==== SUPPLIED INFORMATION ====

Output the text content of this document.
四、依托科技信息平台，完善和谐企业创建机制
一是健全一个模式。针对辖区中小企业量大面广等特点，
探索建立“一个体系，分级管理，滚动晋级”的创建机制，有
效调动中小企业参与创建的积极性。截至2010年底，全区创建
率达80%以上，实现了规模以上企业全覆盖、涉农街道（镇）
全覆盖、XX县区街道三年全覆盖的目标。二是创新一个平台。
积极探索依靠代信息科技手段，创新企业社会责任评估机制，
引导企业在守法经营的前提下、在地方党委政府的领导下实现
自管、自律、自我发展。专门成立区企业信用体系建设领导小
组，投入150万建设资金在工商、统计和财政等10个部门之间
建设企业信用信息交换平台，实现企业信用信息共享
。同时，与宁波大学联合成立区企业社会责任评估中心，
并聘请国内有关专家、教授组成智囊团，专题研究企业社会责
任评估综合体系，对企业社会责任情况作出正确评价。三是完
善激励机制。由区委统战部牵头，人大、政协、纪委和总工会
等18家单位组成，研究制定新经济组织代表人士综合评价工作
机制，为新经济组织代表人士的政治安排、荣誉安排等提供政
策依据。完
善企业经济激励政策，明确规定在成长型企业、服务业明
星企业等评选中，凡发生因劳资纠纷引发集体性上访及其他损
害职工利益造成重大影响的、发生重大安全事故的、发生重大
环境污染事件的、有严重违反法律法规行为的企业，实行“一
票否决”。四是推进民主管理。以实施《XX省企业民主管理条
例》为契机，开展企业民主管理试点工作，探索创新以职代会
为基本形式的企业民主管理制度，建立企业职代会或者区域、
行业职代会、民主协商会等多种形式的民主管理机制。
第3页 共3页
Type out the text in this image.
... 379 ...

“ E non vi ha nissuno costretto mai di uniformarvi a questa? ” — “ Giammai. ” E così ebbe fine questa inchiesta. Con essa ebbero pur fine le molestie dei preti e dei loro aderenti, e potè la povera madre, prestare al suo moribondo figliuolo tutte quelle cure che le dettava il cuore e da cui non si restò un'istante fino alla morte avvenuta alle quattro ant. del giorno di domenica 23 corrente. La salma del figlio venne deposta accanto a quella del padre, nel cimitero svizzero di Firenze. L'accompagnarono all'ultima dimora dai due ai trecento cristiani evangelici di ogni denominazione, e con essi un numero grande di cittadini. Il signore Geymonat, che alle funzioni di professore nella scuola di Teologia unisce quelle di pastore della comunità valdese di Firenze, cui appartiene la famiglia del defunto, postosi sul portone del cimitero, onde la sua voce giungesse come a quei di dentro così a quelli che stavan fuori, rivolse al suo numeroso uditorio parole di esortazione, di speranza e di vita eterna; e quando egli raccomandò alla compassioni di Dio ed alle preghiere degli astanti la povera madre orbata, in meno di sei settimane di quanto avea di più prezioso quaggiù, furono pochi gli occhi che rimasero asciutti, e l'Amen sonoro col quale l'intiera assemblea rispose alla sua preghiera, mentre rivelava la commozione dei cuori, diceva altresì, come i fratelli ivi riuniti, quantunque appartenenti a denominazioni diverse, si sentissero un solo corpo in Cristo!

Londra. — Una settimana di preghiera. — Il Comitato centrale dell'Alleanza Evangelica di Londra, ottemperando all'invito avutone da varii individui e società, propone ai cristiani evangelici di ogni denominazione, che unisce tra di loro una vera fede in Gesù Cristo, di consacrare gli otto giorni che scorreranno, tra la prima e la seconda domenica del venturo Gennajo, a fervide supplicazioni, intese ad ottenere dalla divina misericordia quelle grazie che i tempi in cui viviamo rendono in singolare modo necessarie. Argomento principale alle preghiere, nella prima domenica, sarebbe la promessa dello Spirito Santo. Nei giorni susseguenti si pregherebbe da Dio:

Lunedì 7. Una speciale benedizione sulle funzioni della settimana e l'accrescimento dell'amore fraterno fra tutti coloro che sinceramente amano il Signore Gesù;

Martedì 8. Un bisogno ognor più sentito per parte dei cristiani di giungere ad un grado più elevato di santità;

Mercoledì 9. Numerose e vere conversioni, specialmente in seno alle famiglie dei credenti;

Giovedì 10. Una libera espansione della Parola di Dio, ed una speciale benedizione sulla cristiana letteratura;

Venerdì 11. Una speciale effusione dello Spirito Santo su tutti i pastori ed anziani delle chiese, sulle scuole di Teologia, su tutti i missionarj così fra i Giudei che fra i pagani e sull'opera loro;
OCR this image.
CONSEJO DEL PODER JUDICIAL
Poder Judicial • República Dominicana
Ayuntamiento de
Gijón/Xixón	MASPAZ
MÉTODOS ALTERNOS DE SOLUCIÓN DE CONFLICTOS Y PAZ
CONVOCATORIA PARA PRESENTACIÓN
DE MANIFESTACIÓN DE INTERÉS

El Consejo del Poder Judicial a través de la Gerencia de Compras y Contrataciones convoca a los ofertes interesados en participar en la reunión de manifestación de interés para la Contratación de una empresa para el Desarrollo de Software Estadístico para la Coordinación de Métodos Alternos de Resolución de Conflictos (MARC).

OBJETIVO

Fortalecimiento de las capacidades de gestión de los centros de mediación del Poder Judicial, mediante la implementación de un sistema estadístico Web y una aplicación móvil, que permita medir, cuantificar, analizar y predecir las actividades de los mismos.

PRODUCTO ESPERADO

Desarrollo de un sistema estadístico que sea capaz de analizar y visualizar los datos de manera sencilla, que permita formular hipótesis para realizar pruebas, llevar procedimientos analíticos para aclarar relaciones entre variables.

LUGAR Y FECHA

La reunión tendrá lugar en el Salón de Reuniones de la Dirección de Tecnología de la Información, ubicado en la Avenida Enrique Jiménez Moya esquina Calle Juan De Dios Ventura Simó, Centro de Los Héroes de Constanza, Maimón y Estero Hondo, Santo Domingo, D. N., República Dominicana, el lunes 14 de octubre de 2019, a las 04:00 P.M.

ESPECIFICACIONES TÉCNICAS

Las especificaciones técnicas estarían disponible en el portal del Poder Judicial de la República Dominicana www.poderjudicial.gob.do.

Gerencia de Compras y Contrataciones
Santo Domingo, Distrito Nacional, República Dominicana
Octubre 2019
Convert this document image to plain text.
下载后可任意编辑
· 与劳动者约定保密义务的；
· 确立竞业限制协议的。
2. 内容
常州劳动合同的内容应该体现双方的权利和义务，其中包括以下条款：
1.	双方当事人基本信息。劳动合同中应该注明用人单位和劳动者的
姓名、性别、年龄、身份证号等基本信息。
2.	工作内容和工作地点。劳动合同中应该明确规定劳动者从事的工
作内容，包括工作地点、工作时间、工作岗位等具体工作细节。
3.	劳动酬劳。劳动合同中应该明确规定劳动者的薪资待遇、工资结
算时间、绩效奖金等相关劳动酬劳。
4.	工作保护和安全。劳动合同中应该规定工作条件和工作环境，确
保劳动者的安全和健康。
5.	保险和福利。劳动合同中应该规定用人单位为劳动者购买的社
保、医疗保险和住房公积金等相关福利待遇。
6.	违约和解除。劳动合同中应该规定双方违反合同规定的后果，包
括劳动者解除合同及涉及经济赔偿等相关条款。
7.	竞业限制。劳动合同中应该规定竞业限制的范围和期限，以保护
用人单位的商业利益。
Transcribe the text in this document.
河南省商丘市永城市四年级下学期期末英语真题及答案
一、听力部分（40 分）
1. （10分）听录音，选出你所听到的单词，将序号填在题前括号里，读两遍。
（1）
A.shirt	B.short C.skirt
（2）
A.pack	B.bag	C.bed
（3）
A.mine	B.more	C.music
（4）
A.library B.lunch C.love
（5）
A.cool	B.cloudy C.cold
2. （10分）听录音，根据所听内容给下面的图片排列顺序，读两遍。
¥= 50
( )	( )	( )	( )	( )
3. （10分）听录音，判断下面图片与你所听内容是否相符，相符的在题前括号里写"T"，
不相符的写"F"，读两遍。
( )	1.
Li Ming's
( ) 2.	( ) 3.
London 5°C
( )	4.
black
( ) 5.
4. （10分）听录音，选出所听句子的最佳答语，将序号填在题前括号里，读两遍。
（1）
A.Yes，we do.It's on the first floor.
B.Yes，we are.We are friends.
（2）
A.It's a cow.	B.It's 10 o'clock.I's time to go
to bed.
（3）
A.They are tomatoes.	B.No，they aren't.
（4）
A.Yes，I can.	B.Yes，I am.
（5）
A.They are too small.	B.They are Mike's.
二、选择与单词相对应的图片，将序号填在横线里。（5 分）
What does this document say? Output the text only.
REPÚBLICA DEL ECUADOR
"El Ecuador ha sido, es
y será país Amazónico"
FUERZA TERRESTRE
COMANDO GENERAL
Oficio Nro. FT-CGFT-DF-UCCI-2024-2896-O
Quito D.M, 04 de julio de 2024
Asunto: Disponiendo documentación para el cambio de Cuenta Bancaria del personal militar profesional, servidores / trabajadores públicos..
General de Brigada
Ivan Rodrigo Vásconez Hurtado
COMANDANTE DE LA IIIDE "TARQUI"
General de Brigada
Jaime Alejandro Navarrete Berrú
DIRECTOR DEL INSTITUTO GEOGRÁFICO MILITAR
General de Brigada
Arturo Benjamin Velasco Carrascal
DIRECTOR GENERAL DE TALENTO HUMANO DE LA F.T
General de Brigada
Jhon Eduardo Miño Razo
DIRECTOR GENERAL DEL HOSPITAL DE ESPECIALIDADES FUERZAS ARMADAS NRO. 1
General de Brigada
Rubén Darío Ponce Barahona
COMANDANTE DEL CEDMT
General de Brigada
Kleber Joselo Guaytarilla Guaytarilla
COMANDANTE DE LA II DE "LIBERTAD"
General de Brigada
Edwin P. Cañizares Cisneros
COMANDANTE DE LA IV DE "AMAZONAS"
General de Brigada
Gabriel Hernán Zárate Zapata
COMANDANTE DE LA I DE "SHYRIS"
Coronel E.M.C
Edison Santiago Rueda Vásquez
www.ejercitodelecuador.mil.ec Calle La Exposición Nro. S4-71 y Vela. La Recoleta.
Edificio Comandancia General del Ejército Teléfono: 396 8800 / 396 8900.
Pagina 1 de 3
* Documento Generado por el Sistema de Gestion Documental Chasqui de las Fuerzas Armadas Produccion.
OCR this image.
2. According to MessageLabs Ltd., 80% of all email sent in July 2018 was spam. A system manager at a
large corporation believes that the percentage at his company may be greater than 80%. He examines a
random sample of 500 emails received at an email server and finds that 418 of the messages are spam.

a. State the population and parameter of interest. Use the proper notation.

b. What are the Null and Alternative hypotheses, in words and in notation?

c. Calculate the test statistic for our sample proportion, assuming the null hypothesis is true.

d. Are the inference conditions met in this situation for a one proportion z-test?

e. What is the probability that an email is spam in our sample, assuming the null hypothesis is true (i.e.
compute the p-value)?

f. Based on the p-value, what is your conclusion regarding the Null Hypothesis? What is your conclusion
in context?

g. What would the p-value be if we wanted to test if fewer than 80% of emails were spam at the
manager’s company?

====

* _DIRECTIONS FOR THIS TASK_: Reproduce each line from the records that contains the word "than".

* _RIGHT ANSWER_:
large corporation believes that the percentage at his company may be greater than 80%. He examines a
g. What would the p-value be if we wanted to test if fewer than 80% of emails were spam at the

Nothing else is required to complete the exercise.